What is required | Output an exact reproduction of the data.

--- Begin Entries shown ---

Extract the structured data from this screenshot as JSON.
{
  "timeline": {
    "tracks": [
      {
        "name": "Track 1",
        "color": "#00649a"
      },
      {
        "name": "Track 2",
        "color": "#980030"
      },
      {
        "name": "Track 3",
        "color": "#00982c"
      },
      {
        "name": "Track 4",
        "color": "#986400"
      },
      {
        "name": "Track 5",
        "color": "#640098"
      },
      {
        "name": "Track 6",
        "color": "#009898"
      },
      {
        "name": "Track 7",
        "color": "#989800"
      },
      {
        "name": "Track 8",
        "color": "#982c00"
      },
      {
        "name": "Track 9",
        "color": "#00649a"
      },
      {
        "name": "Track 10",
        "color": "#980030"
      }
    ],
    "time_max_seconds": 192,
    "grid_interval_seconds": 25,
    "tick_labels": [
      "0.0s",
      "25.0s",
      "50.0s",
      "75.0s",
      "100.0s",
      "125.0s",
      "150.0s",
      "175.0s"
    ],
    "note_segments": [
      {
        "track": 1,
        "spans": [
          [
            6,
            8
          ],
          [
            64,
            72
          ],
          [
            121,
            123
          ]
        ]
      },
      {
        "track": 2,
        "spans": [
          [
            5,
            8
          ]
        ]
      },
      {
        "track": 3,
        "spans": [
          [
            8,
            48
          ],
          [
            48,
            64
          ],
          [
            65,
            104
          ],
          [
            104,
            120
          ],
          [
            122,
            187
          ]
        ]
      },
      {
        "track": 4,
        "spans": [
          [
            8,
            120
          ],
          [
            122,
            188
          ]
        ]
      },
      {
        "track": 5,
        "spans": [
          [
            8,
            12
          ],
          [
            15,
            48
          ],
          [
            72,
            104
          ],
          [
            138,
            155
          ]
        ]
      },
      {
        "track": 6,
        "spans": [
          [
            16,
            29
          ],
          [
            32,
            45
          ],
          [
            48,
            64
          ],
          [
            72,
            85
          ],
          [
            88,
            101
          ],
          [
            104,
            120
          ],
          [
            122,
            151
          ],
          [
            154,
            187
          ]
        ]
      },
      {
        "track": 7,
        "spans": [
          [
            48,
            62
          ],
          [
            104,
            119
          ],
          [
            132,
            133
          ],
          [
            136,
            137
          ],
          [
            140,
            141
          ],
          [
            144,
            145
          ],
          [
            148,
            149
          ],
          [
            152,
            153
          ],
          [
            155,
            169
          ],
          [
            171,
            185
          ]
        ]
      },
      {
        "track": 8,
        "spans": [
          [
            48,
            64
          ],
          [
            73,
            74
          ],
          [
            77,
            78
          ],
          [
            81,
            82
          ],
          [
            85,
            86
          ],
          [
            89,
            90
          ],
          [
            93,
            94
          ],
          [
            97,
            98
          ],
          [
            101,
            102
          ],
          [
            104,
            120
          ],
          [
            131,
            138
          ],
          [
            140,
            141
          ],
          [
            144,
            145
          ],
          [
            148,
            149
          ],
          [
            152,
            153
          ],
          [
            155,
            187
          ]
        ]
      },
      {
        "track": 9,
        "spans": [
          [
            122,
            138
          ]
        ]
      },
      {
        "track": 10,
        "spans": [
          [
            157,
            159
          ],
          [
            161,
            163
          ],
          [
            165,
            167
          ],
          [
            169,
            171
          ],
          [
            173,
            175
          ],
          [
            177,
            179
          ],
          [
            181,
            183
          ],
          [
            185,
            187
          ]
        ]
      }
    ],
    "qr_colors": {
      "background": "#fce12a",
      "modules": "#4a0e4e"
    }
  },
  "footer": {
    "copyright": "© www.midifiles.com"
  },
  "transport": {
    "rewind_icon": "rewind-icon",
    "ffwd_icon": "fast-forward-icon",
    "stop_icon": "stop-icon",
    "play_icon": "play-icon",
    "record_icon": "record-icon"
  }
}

--- End Entries shown ---

Output of the exercise |
Extract the structured data from this screenshot as JSON.
{
  "timeline": {
    "tracks": [
      {
        "name": "Track 1",
        "color": "#00649a"
      },
      {
        "name": "Track 2",
        "color": "#980030"
      },
      {
        "name": "Track 3",
        "color": "#00982c"
      },
      {
        "name": "Track 4",
        "color": "#986400"
      },
      {
        "name": "Track 5",
        "color": "#640098"
      },
      {
        "name": "Track 6",
        "color": "#009898"
      },
      {
        "name": "Track 7",
        "color": "#989800"
      },
      {
        "name": "Track 8",
        "color": "#982c00"
      },
      {
        "name": "Track 9",
        "color": "#00649a"
      },
      {
        "name": "Track 10",
        "color": "#980030"
      }
    ],
    "time_max_seconds": 192,
    "grid_interval_seconds": 25,
    "tick_labels": [
      "0.0s",
      "25.0s",
      "50.0s",
      "75.0s",
      "100.0s",
      "125.0s",
      "150.0s",
      "175.0s"
    ],
    "note_segments": [
      {
        "track": 1,
        "spans": [
          [
            6,
            8
          ],
          [
            64,
            72
          ],
          [
            121,
            123
          ]
        ]
      },
      {
        "track": 2,
        "spans": [
          [
            5,
            8
          ]
        ]
      },
      {
        "track": 3,
        "spans": [
          [
            8,
            48
          ],
          [
            48,
            64
          ],
          [
            65,
            104
          ],
          [
            104,
            120
          ],
          [
            122,
            187
          ]
        ]
      },
      {
        "track": 4,
        "spans": [
          [
            8,
            120
          ],
          [
            122,
            188
          ]
        ]
      },
      {
        "track": 5,
        "spans": [
          [
            8,
            12
          ],
          [
            15,
            48
          ],
          [
            72,
            104
          ],
          [
            138,
            155
          ]
        ]
      },
      {
        "track": 6,
        "spans": [
          [
            16,
            29
          ],
          [
            32,
            45
          ],
          [
            48,
            64
          ],
          [
            72,
            85
          ],
          [
            88,
            101
          ],
          [
            104,
            120
          ],
          [
            122,
            151
          ],
          [
            154,
            187
          ]
        ]
      },
      {
        "track": 7,
        "spans": [
          [
            48,
            62
          ],
          [
            104,
            119
          ],
          [
            132,
            133
          ],
          [
            136,
            137
          ],
          [
            140,
            141
          ],
          [
            144,
            145
          ],
          [
            148,
            149
          ],
          [
            152,
            153
          ],
          [
            155,
            169
          ],
          [
            171,
            185
          ]
        ]
      },
      {
        "track": 8,
        "spans": [
          [
            48,
            64
          ],
          [
            73,
            74
          ],
          [
            77,
            78
          ],
          [
            81,
            82
          ],
          [
            85,
            86
          ],
          [
            89,
            90
          ],
          [
            93,
            94
          ],
          [
            97,
            98
          ],
          [
            101,
            102
          ],
          [
            104,
            120
          ],
          [
            131,
            138
          ],
          [
            140,
            141
          ],
          [
            144,
            145
          ],
          [
            148,
            149
          ],
          [
            152,
            153
          ],
          [
            155,
            187
          ]
        ]
      },
      {
        "track": 9,
        "spans": [
          [
            122,
            138
          ]
        ]
      },
      {
        "track": 10,
        "spans": [
          [
            157,
            159
          ],
          [
            161,
            163
          ],
          [
            165,
            167
          ],
          [
            169,
            171
          ],
          [
            173,
            175
          ],
          [
            177,
            179
          ],
          [
            181,
            183
          ],
          [
            185,
            187
          ]
        ]
      }
    ],
    "qr_colors": {
      "background": "#fce12a",
      "modules": "#4a0e4e"
    }
  },
  "footer": {
    "copyright": "© www.midifiles.com"
  },
  "transport": {
    "rewind_icon": "rewind-icon",
    "ffwd_icon": "fast-forward-icon",
    "stop_icon": "stop-icon",
    "play_icon": "play-icon",
    "record_icon": "record-icon"
  }
}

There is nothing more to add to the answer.